** BEGIN Data provided **

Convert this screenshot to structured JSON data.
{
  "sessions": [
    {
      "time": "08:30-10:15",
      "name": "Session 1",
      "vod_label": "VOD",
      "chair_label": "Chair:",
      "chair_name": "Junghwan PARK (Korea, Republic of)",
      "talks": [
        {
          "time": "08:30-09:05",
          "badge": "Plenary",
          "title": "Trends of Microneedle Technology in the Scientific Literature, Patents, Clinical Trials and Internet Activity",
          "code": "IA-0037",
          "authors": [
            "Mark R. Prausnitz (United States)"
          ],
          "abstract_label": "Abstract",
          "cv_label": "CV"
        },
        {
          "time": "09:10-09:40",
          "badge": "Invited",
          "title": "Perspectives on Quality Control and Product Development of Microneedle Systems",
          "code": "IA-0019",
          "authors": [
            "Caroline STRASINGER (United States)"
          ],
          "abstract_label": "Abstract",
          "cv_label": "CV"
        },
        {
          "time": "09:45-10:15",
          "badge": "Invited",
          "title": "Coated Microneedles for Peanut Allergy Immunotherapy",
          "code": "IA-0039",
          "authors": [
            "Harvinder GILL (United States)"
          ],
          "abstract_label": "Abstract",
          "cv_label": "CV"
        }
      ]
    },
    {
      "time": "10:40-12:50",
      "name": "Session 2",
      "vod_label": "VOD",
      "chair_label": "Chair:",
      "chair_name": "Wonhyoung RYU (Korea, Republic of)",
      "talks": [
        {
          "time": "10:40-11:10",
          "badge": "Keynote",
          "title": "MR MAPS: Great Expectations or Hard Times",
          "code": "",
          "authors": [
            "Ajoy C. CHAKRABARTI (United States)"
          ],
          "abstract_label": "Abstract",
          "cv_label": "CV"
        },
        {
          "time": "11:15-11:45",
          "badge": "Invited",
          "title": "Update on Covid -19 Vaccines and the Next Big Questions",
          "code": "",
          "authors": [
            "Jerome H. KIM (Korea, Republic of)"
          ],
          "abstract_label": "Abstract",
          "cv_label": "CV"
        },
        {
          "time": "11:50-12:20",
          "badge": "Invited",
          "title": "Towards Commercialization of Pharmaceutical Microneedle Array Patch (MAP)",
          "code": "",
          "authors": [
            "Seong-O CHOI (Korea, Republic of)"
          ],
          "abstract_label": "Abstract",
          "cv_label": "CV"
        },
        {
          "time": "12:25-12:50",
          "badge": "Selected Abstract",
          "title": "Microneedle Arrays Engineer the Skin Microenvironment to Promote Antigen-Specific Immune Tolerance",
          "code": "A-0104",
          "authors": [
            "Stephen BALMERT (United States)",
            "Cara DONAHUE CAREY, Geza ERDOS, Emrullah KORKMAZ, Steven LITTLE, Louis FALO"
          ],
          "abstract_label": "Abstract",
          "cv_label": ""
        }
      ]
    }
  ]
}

** END Data provided **

# What this task involves
Exactly as shown, repeat every record.

# Finished answer
Convert this screenshot to structured JSON data.
{
  "sessions": [
    {
      "time": "08:30-10:15",
      "name": "Session 1",
      "vod_label": "VOD",
      "chair_label": "Chair:",
      "chair_name": "Junghwan PARK (Korea, Republic of)",
      "talks": [
        {
          "time": "08:30-09:05",
          "badge": "Plenary",
          "title": "Trends of Microneedle Technology in the Scientific Literature, Patents, Clinical Trials and Internet Activity",
          "code": "IA-0037",
          "authors": [
            "Mark R. Prausnitz (United States)"
          ],
          "abstract_label": "Abstract",
          "cv_label": "CV"
        },
        {
          "time": "09:10-09:40",
          "badge": "Invited",
          "title": "Perspectives on Quality Control and Product Development of Microneedle Systems",
          "code": "IA-0019",
          "authors": [
            "Caroline STRASINGER (United States)"
          ],
          "abstract_label": "Abstract",
          "cv_label": "CV"
        },
        {
          "time": "09:45-10:15",
          "badge": "Invited",
          "title": "Coated Microneedles for Peanut Allergy Immunotherapy",
          "code": "IA-0039",
          "authors": [
            "Harvinder GILL (United States)"
          ],
          "abstract_label": "Abstract",
          "cv_label": "CV"
        }
      ]
    },
    {
      "time": "10:40-12:50",
      "name": "Session 2",
      "vod_label": "VOD",
      "chair_label": "Chair:",
      "chair_name": "Wonhyoung RYU (Korea, Republic of)",
      "talks": [
        {
          "time": "10:40-11:10",
          "badge": "Keynote",
          "title": "MR MAPS: Great Expectations or Hard Times",
          "code": "",
          "authors": [
            "Ajoy C. CHAKRABARTI (United States)"
          ],
          "abstract_label": "Abstract",
          "cv_label": "CV"
        },
        {
          "time": "11:15-11:45",
          "badge": "Invited",
          "title": "Update on Covid -19 Vaccines and the Next Big Questions",
          "code": "",
          "authors": [
            "Jerome H. KIM (Korea, Republic of)"
          ],
          "abstract_label": "Abstract",
          "cv_label": "CV"
        },
        {
          "time": "11:50-12:20",
          "badge": "Invited",
          "title": "Towards Commercialization of Pharmaceutical Microneedle Array Patch (MAP)",
          "code": "",
          "authors": [
            "Seong-O CHOI (Korea, Republic of)"
          ],
          "abstract_label": "Abstract",
          "cv_label": "CV"
        },
        {
          "time": "12:25-12:50",
          "badge": "Selected Abstract",
          "title": "Microneedle Arrays Engineer the Skin Microenvironment to Promote Antigen-Specific Immune Tolerance",
          "code": "A-0104",
          "authors": [
            "Stephen BALMERT (United States)",
            "Cara DONAHUE CAREY, Geza ERDOS, Emrullah KORKMAZ, Steven LITTLE, Louis FALO"
          ],
          "abstract_label": "Abstract",
          "cv_label": ""
        }
      ]
    }
  ]
}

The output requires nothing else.